- **Source**

—————

A steam generator is a form of low water-content boiler, similar to a flash steam boiler. The usual construction is as a spiral coil of water-tube, arranged as a single, or monotube, coil. Circulation is once-through and pumped under pressure, as a forced-circulation boiler. The narrow-tube construction, without any large-diameter drums or tanks, means that they are safe from the effects of explosion, even if worked at high pressures. The pump flowrate is adjustable, according to the quantity of steam required at that time. The burner output is throttled to maintain a constant working temperature. The burner output required varies according to the quantity of water being evaporated: this can be either adjusted by open-loop control according to the pump throughput, or by a closed-loop control to maintain the measured temperature.

They are used as auxiliary boilers on ships.

—————

- **Available data**
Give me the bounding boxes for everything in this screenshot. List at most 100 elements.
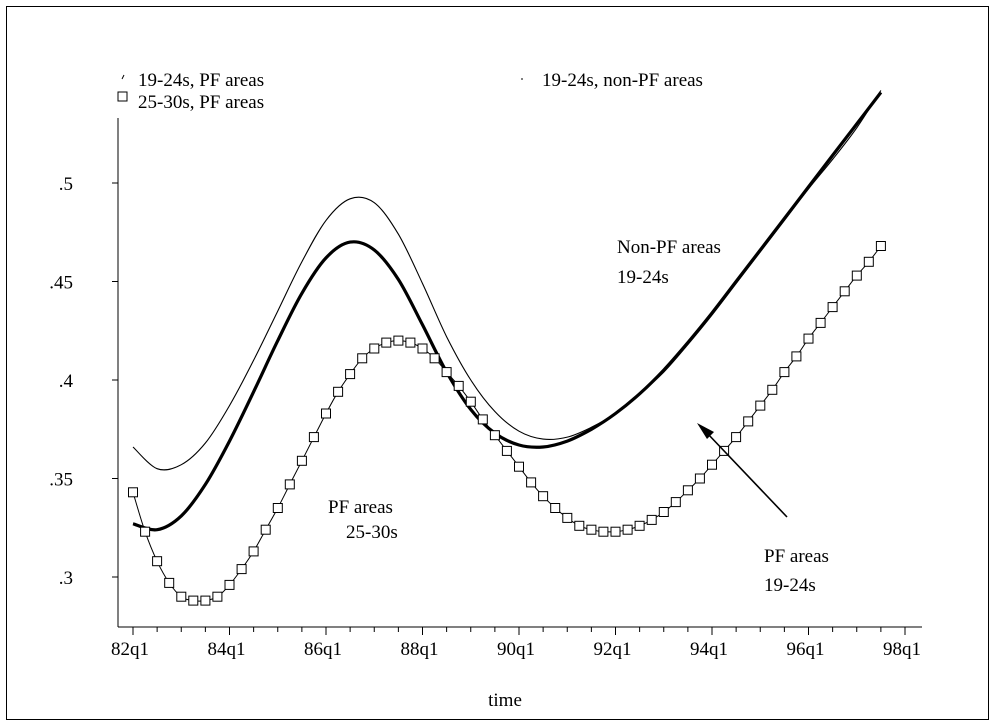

—————

- **Brief 1**
Summarize the passage on steam generators in two sentences.
- **Brief 2**
Answer these questions from the passage on steam generators, one per line:
(a) What is the usual construction of a steam generator?
(b) What feature makes them safe from the effects of explosion?
(c) Where are they used as auxiliary boilers?
- **Brief 3**
Go on with the passage on steam generators, picking up after its last sentence.

- **Written response 1**
A steam generator is a low water-content boiler, usually built as a single spiral coil of water-tube through which water is pumped under pressure in a once-through, forced-circulation design. Without large drums or tanks it is safe from the effects of explosion even at high pressures, and its pump flowrate and burner output are adjusted to the quantity of steam required and to keep a constant working temperature.

- **Written response 2**
(a) A spiral coil of water-tube, arranged as a single, or monotube, coil.
(b) Their narrow-tube construction, without any large-diameter drums or tanks.
(c) On ships.

- **Written response 3**
Types

Stone-Vapor 
One of the best-known designs is the Stone-Vapor. The inner casing of the boiler forms a vertical bell, with an outer airtight cylindrical casing. The oil or gas burner is mounted at the top, above the coils, and facing downwards. The heating element is a single tube, arranged into a number of helical cylinders. The first helices (in the flow direction) are small-diameter tubes, wrapped in large diameter turns. Succeeding turns are coiled inside this and the tube is of progressively increasing diameter, to allow for a constant flow rate as the water evaporates into steam and forms bubbles. The steam outlet is from the final turn at the bottom of the inner helix. The outlet is approximately 90% steam (by mass) and residual water is separated by passing it through a steam-water separator. The exhaust gases turn upwards and flow over the outside of the bell, usually passing additional helices that are used as an initial feedwater heater.

Clayton 
The Clayton steam generator is similar to the Stone-Vapor, but the burner and flow directions are reversed. The heating coil is mounted within a simple cylindrical casing. Rather than helical, cylindrical layers, the Clayton coils are arranged as layers of flat spirals. Water is pumped into the top layers and forced downwards. Again, the tube diameter increases in steps, as evaporation takes place. The final turns form a single closely spaced helical cylinder around the burner as a water-wall furnace and is heated by radiant heat. The steam output is passed through a centrifugal separator and a dry steam quality of 99.5% is claimed.

See also 
 Steam generator (railroad)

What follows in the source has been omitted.